-- start Records for the task --

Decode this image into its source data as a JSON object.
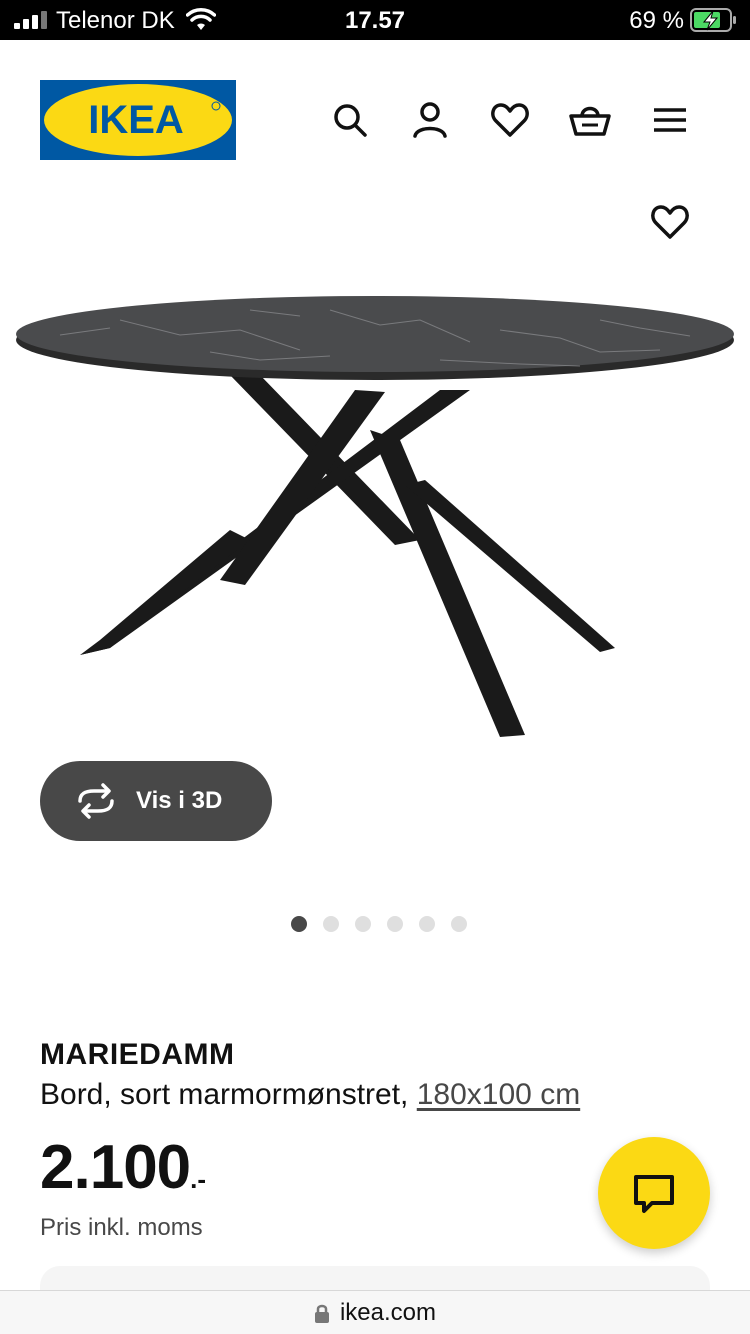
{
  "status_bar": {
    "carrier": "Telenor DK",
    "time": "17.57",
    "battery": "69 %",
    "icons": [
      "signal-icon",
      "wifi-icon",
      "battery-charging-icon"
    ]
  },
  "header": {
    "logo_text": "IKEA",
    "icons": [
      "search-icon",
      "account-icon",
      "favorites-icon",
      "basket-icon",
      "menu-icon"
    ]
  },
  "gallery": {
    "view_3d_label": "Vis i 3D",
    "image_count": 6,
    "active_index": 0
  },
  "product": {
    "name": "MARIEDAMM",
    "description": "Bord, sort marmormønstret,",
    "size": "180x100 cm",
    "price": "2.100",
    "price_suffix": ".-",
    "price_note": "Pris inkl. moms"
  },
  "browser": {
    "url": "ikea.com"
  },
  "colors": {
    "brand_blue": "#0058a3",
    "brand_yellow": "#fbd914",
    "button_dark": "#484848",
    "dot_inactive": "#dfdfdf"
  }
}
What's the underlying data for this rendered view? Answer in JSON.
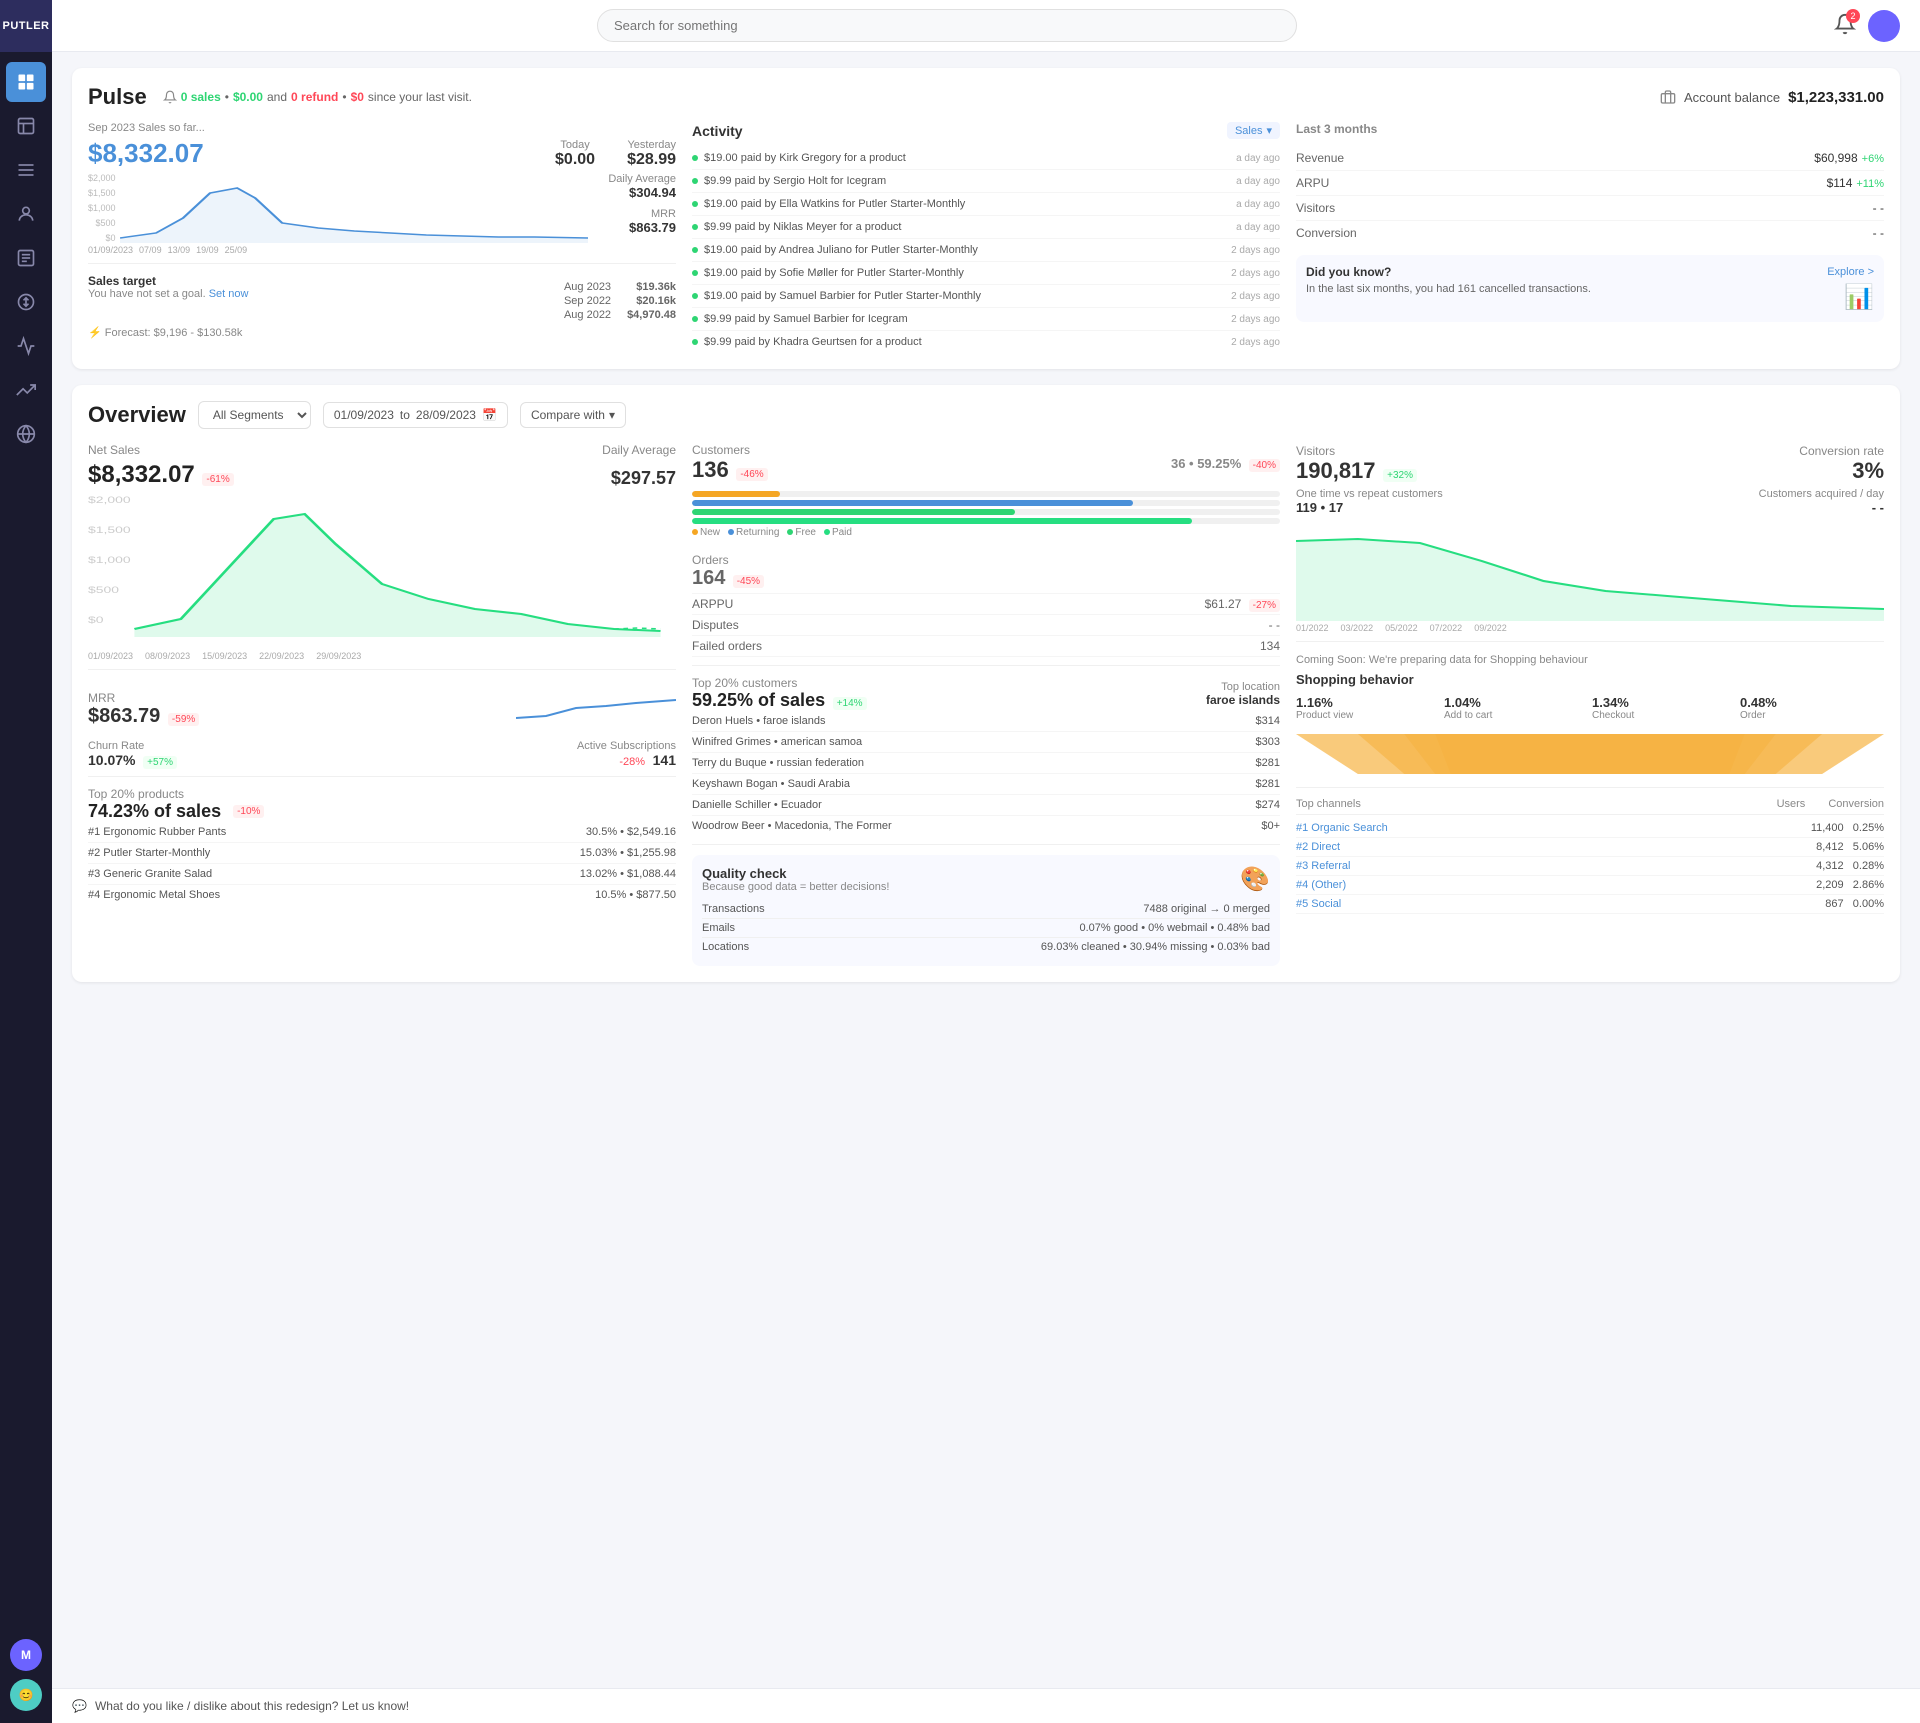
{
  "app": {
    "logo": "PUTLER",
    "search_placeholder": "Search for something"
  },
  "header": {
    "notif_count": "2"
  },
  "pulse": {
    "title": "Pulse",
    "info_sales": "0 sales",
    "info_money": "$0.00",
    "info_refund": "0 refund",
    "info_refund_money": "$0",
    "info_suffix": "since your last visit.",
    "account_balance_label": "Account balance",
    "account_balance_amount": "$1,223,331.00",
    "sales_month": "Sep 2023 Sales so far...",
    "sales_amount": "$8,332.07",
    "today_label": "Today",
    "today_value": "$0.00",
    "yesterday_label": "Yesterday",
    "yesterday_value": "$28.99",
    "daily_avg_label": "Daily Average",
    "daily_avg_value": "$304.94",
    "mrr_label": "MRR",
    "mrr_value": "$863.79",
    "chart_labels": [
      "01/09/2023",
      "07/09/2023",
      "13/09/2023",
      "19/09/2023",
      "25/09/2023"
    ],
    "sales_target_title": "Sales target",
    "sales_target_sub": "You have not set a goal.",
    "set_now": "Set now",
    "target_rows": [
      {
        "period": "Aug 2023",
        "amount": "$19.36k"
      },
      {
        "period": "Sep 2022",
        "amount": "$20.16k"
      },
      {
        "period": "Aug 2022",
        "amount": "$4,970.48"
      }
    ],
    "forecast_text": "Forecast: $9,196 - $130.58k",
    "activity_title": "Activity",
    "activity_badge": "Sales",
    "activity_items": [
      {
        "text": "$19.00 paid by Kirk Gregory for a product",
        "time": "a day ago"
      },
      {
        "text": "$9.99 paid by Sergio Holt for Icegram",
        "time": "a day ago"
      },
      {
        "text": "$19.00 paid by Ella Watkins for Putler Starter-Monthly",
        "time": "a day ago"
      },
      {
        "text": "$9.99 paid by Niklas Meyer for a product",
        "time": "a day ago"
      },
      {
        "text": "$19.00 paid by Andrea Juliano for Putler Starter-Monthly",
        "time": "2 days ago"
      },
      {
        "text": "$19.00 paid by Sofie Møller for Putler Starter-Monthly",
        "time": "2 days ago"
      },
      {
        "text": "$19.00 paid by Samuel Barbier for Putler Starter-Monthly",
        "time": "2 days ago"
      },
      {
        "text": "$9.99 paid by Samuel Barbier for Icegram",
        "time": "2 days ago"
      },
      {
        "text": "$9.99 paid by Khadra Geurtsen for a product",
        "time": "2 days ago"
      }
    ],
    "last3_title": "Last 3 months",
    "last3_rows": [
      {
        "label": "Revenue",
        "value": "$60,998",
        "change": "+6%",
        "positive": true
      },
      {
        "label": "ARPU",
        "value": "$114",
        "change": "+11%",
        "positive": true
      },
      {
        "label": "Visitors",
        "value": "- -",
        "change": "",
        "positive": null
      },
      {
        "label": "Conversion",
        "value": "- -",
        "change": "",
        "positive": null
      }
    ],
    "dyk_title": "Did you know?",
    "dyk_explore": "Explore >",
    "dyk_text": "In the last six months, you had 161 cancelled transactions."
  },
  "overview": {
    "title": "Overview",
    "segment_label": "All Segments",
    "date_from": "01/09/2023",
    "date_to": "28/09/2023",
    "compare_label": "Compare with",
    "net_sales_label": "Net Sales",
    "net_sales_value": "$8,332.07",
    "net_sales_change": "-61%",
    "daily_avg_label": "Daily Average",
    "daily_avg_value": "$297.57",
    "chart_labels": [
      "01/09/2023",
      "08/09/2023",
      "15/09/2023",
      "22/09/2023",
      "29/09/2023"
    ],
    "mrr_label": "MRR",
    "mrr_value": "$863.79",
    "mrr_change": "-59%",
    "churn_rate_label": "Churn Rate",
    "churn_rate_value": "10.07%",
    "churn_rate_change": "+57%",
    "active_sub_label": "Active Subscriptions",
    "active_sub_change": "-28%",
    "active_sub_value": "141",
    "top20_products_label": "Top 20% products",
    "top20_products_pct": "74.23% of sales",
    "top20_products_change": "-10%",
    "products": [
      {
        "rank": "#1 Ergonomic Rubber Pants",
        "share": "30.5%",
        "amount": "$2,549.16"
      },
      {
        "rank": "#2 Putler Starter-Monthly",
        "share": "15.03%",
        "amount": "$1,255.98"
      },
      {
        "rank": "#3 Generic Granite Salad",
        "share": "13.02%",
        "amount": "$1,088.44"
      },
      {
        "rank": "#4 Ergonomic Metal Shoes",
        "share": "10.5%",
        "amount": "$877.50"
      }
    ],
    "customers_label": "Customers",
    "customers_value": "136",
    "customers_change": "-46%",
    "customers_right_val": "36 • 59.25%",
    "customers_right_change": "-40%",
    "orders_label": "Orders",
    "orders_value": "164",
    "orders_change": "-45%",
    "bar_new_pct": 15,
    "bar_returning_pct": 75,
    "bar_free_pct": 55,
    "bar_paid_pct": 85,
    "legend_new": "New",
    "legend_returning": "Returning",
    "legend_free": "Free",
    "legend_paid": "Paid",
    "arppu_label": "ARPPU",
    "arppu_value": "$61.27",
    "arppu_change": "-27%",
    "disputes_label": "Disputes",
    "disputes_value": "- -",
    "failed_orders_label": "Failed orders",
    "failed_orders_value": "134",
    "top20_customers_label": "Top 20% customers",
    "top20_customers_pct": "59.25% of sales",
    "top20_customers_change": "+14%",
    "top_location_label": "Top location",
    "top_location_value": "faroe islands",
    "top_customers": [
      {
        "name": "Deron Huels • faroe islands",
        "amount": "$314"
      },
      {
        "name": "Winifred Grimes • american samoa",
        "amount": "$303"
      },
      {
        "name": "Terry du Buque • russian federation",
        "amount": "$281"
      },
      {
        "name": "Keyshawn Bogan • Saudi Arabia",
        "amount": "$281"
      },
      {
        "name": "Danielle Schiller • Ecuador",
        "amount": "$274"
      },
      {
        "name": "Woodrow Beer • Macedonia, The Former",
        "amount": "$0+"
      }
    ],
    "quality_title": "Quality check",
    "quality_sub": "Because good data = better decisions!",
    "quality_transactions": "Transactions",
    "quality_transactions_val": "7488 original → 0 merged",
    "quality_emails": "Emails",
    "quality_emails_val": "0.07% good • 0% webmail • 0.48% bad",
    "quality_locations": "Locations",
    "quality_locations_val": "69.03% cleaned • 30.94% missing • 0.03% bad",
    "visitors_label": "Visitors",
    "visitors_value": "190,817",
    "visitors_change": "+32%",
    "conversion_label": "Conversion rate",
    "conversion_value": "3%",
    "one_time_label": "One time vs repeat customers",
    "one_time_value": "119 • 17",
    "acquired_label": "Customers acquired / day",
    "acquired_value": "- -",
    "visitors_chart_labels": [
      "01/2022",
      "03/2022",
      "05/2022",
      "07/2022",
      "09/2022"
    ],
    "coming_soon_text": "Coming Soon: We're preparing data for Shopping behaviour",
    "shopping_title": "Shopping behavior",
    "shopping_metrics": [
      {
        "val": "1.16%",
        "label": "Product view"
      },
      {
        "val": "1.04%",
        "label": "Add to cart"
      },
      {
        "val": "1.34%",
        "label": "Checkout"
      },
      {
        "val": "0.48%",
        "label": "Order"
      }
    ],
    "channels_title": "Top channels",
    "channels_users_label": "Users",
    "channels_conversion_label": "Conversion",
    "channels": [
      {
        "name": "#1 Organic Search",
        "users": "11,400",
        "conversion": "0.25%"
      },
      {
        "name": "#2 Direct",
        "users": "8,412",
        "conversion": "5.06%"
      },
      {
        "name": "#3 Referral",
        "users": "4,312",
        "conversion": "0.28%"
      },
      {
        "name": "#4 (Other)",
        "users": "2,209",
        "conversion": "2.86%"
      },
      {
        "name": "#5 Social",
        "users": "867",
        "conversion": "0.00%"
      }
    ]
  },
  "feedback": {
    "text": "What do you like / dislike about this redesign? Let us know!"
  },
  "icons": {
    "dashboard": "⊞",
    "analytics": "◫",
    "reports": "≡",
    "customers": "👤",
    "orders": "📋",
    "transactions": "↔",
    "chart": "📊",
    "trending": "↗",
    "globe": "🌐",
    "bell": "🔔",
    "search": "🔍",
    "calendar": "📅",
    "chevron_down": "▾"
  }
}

-- end Records for the task --
-- start Records for the task --

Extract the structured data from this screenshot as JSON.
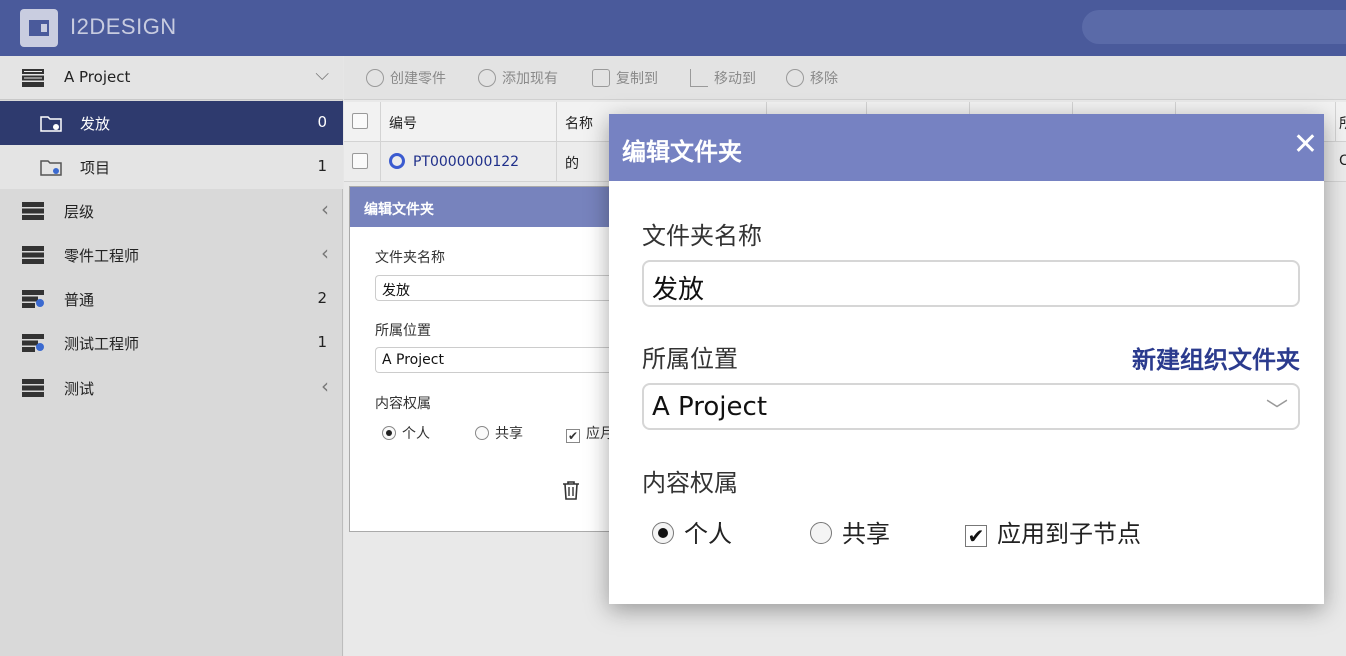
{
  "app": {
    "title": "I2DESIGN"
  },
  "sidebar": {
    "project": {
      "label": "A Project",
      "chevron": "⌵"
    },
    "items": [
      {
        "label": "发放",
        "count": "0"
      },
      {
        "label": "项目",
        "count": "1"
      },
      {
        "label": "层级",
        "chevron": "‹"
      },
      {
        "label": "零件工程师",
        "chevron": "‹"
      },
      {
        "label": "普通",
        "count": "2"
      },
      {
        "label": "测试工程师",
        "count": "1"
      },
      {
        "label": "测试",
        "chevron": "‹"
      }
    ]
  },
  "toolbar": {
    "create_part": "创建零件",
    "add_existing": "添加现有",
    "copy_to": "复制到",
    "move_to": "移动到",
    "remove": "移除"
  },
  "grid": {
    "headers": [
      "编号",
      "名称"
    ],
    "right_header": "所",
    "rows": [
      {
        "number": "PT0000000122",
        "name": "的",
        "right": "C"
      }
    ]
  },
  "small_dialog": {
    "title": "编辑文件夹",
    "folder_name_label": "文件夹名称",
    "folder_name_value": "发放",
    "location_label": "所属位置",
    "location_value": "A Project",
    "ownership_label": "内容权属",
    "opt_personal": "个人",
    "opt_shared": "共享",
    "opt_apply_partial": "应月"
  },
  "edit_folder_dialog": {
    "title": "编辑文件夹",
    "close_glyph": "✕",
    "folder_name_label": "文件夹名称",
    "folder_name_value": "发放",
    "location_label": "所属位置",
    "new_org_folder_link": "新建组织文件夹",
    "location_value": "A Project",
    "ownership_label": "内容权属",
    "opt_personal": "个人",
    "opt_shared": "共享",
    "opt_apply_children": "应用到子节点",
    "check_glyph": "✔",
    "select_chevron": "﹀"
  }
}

-- end Records for the task --

> Work instructions
Where a line above holds the string "data", show that line.

> Answer in full
Decode this image into its source data as a JSON object.
What's the underlying data for this rendered view? Answer in JSON.
    "quality_sub": "Because good data = better decisions!",
    "coming_soon_text": "Coming Soon: We're preparing data for Shopping behaviour",
Extract the structured data from this screenshot as JSON.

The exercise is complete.